>>

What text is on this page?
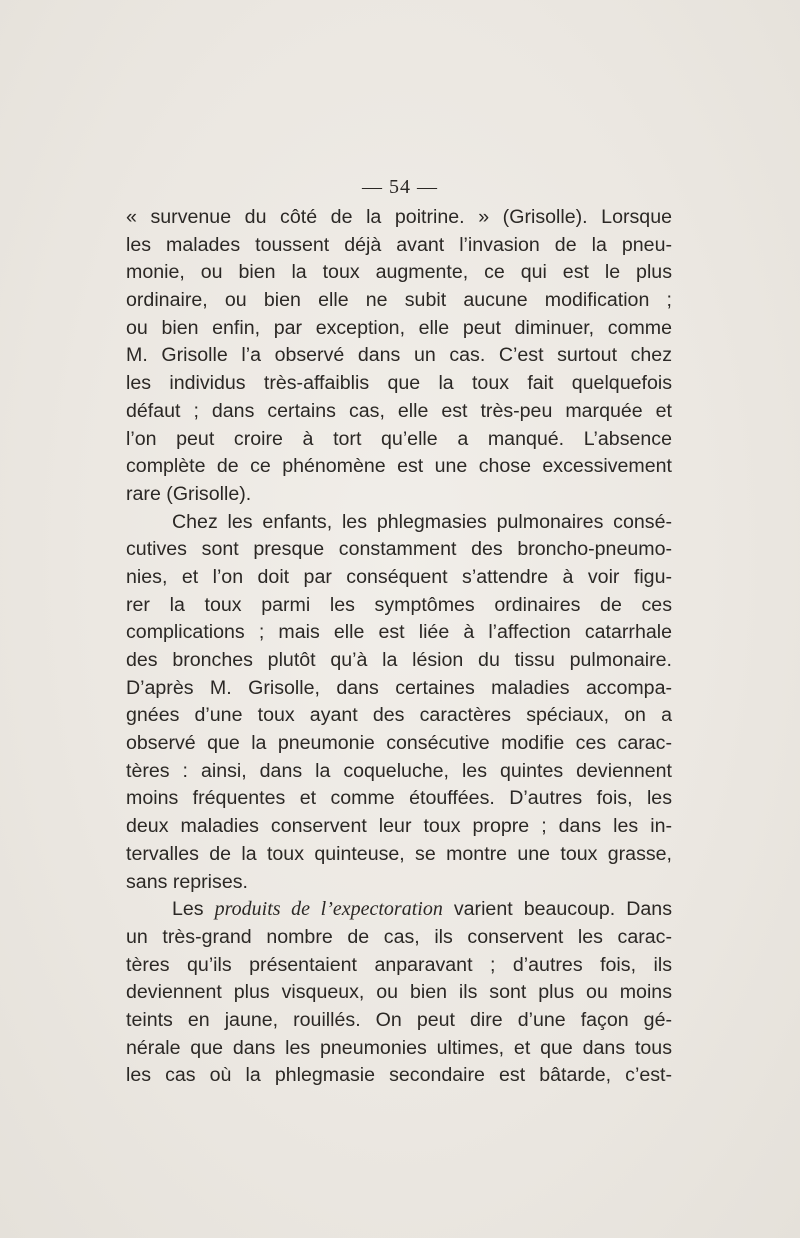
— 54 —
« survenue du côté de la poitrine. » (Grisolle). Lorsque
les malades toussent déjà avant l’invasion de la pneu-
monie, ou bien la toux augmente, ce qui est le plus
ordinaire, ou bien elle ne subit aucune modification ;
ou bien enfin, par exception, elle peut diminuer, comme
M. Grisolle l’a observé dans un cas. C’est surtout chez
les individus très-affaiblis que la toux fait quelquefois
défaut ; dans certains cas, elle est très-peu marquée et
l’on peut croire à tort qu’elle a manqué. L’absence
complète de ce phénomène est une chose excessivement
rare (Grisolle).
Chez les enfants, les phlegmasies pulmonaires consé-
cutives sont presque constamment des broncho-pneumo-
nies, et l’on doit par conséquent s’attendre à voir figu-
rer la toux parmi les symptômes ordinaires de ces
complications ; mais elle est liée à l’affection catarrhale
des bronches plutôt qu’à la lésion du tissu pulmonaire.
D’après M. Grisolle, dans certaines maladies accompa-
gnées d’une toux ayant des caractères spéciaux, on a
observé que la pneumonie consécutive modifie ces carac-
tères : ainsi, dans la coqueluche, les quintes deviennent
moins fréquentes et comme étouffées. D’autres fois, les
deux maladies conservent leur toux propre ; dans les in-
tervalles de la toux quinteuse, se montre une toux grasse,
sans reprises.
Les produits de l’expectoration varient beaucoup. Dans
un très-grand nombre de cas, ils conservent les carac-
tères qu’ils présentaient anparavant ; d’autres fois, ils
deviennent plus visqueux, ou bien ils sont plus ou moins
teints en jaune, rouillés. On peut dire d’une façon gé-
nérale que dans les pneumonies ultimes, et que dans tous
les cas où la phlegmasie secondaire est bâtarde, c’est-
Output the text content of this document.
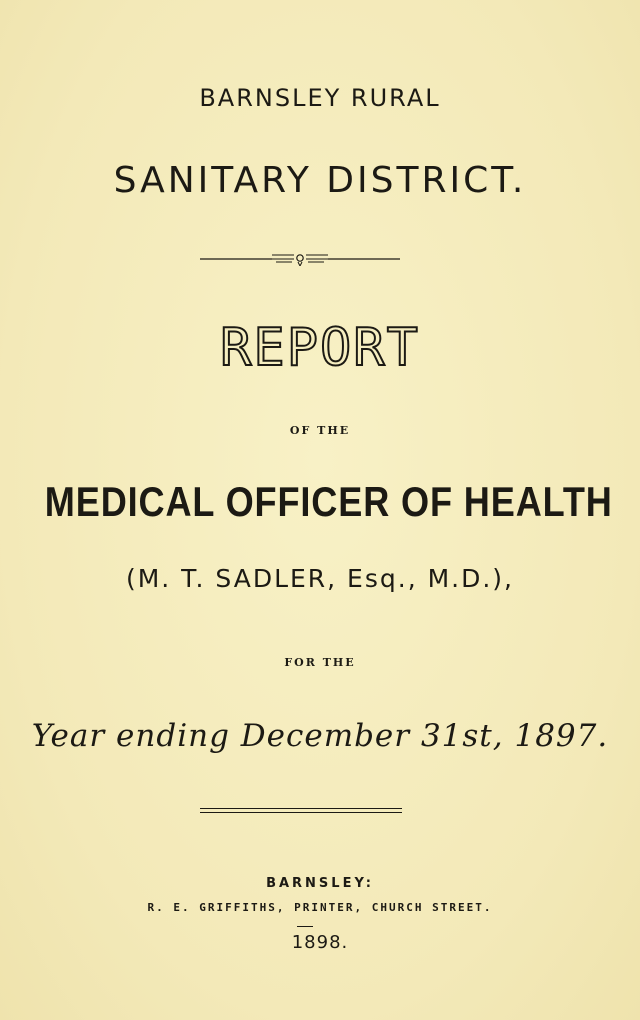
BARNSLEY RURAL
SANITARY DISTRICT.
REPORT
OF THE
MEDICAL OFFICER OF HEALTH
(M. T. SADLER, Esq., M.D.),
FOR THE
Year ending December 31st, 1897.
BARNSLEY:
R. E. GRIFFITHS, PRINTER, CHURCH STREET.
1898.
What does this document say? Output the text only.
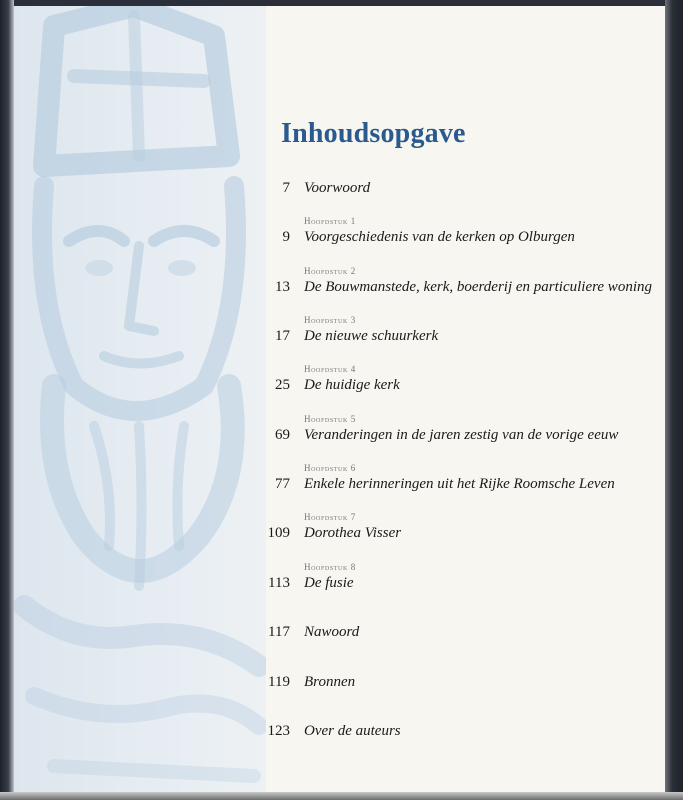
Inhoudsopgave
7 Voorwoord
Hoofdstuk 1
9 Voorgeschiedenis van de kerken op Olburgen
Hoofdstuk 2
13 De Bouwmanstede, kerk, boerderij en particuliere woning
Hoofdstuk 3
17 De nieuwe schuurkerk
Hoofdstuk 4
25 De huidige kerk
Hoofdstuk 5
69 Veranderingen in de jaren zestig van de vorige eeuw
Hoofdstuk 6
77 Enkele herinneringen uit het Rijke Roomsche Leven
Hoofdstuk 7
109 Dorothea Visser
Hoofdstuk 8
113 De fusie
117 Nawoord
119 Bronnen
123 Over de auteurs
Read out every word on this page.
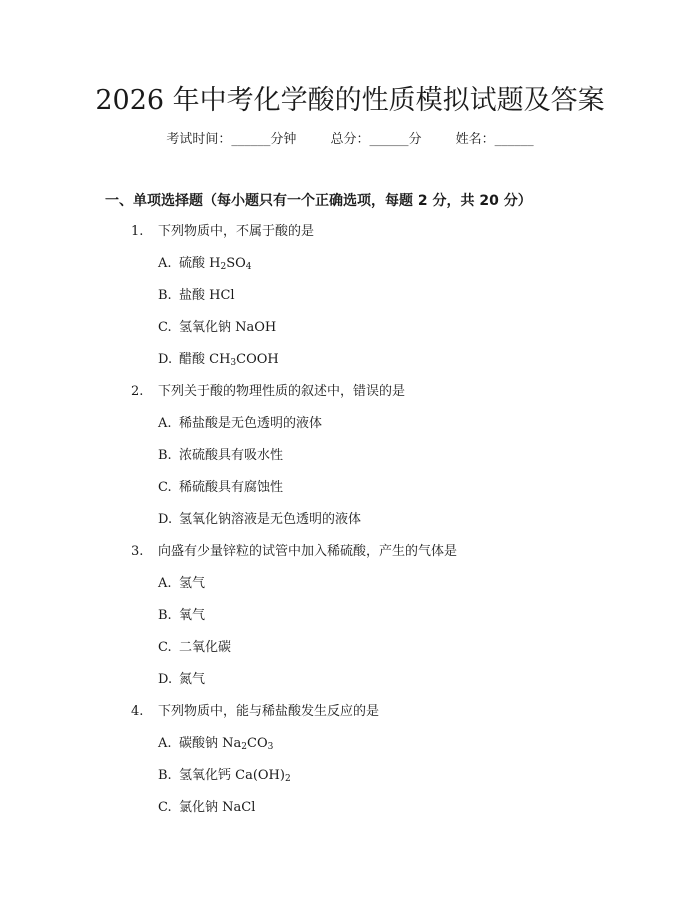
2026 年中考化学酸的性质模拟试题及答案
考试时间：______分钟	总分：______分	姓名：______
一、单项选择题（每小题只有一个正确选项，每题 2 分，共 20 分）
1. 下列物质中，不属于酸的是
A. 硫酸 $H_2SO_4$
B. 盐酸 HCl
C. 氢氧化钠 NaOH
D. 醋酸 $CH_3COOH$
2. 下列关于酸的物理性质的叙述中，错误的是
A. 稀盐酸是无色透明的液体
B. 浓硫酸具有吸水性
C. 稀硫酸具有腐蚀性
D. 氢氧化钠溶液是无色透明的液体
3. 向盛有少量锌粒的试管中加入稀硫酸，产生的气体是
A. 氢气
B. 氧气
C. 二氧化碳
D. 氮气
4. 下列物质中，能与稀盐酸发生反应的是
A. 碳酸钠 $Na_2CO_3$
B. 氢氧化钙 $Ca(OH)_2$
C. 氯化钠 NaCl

<<

● **Directions for this task**:
Pick out lines containing the word "autres", each one as written.

● **Output for this exercise**:
moins fréquentes et comme étouffées. D’autres fois, les
tères qu’ils présentaient anparavant ; d’autres fois, ils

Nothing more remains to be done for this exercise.